* **RECORDS FOR THIS EXERCISE**:
..............................

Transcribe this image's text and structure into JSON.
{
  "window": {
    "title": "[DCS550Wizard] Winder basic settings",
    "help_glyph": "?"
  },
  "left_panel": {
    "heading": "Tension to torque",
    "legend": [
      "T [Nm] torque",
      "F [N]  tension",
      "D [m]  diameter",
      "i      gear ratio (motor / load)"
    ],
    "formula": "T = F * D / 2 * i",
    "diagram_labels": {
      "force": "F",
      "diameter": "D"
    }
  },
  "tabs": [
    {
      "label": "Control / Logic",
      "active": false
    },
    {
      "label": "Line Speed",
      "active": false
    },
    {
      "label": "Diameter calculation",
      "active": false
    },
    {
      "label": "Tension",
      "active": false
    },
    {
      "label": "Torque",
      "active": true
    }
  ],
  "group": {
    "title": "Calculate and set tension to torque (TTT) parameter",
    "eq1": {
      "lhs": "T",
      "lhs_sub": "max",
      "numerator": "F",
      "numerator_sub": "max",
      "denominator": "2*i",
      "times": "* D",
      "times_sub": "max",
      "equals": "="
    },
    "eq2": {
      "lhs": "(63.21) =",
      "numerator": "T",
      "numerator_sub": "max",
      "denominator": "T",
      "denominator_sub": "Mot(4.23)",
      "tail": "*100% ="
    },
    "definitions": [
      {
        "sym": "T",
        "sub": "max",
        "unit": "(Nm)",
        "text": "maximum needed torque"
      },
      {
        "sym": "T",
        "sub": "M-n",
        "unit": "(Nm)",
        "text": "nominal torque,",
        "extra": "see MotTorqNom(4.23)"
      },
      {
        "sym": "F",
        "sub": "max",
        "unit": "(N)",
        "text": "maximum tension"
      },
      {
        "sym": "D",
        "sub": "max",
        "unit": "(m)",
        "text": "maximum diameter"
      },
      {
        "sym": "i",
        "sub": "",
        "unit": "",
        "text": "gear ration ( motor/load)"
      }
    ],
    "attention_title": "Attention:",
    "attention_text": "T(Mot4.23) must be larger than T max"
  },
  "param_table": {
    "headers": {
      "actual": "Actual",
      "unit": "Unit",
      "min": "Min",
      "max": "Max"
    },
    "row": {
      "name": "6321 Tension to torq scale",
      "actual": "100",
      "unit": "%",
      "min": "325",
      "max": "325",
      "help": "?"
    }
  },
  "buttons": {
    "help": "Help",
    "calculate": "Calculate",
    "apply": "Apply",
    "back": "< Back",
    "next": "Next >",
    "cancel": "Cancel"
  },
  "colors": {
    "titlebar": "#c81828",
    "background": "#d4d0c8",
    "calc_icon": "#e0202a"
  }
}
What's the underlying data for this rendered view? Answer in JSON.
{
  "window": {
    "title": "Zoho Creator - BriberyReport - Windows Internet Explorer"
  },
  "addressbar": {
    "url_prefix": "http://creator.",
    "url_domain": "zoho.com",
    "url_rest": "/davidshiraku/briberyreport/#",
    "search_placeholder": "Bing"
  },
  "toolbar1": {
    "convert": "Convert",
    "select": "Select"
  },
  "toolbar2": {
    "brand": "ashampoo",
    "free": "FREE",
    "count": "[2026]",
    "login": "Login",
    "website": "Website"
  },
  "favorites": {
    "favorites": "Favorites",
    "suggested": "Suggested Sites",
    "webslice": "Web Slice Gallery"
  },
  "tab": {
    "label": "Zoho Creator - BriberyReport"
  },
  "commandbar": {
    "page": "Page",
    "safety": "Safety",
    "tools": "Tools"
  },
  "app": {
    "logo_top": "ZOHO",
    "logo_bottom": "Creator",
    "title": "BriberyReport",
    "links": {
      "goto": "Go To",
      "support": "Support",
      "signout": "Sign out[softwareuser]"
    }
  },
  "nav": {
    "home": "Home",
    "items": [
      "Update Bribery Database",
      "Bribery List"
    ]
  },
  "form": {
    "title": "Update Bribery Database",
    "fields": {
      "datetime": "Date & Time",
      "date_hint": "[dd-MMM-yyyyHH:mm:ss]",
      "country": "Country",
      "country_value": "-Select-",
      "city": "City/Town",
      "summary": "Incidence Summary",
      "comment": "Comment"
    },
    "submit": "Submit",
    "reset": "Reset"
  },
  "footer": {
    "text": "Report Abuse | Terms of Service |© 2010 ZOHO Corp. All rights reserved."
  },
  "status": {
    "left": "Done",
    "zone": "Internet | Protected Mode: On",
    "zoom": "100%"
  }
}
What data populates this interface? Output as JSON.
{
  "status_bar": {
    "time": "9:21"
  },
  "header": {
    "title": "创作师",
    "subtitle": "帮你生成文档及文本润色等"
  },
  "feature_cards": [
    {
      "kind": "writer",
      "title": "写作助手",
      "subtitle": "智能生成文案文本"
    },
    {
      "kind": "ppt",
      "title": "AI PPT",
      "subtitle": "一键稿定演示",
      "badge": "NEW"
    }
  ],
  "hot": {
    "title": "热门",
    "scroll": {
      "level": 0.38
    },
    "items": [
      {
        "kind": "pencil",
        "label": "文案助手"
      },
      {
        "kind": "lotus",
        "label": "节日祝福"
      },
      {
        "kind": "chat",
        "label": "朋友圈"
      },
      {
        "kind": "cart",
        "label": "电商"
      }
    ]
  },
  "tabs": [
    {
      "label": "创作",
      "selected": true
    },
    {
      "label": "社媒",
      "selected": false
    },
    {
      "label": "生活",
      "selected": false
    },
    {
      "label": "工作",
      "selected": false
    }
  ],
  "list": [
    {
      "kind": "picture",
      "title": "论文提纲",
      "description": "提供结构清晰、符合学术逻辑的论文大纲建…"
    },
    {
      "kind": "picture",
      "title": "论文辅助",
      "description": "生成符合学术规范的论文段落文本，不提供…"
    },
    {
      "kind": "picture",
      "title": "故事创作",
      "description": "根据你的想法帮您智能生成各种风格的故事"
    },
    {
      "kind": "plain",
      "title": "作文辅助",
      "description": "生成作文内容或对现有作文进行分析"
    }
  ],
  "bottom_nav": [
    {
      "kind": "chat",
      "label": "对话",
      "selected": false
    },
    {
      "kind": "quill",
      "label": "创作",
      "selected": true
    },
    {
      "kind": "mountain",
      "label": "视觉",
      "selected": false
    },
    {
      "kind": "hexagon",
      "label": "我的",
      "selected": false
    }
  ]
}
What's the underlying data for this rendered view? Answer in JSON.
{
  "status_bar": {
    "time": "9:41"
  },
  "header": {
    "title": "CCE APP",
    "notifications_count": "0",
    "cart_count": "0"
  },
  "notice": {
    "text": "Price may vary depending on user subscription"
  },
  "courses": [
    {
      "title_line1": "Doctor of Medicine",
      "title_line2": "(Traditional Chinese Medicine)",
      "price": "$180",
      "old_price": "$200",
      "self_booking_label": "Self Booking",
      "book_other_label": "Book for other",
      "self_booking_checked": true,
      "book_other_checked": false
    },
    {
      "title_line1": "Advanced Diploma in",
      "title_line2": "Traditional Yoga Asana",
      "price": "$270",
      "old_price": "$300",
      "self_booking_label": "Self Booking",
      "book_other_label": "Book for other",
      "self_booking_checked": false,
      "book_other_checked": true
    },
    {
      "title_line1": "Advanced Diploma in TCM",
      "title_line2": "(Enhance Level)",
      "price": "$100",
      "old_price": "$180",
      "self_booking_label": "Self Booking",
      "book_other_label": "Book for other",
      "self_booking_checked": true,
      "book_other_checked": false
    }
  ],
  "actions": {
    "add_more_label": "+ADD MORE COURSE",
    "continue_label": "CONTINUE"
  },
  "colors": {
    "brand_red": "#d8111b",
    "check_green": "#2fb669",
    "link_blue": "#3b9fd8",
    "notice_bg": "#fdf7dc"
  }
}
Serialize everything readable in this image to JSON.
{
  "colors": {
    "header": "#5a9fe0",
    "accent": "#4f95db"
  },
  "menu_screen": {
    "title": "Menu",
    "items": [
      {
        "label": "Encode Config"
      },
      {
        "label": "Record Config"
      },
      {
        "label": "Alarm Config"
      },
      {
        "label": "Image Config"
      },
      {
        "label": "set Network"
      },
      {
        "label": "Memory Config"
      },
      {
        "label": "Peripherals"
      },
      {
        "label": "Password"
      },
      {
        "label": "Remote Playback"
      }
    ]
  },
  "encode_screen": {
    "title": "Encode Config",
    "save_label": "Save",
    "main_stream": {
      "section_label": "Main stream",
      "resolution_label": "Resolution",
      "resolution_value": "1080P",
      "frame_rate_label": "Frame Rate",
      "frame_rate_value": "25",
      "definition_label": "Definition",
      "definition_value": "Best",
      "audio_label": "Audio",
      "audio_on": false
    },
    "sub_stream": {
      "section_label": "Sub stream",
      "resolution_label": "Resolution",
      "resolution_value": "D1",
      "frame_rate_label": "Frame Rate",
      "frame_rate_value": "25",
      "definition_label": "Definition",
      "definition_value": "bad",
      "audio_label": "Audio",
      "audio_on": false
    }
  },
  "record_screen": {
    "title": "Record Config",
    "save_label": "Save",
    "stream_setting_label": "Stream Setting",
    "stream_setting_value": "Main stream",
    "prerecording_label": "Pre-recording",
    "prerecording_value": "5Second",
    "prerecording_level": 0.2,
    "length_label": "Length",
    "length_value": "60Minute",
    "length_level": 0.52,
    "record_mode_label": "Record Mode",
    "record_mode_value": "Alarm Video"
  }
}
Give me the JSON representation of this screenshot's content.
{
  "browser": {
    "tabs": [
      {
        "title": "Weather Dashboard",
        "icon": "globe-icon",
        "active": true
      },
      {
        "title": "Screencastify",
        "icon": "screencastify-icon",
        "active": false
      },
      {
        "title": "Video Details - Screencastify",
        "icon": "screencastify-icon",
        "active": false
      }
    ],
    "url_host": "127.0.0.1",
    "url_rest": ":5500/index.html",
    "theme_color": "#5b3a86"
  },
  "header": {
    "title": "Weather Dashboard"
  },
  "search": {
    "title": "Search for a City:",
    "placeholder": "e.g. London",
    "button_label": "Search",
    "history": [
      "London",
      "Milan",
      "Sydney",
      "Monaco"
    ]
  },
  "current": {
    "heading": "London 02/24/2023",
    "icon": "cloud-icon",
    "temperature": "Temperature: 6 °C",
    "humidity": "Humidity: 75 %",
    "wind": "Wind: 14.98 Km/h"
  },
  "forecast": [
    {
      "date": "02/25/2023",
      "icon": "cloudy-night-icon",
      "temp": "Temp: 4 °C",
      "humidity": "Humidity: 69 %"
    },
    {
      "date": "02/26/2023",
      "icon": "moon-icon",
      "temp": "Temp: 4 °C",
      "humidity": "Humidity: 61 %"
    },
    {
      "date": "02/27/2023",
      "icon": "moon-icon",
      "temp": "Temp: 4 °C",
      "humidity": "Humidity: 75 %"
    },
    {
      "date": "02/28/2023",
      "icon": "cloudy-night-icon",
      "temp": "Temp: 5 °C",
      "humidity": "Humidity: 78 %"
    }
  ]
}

..............................

* **WRITTEN PROBLEM**:
The answer is a single number: how many lines include the word "description"?

* **RESPONSE TO THIS EXERCISE**:
4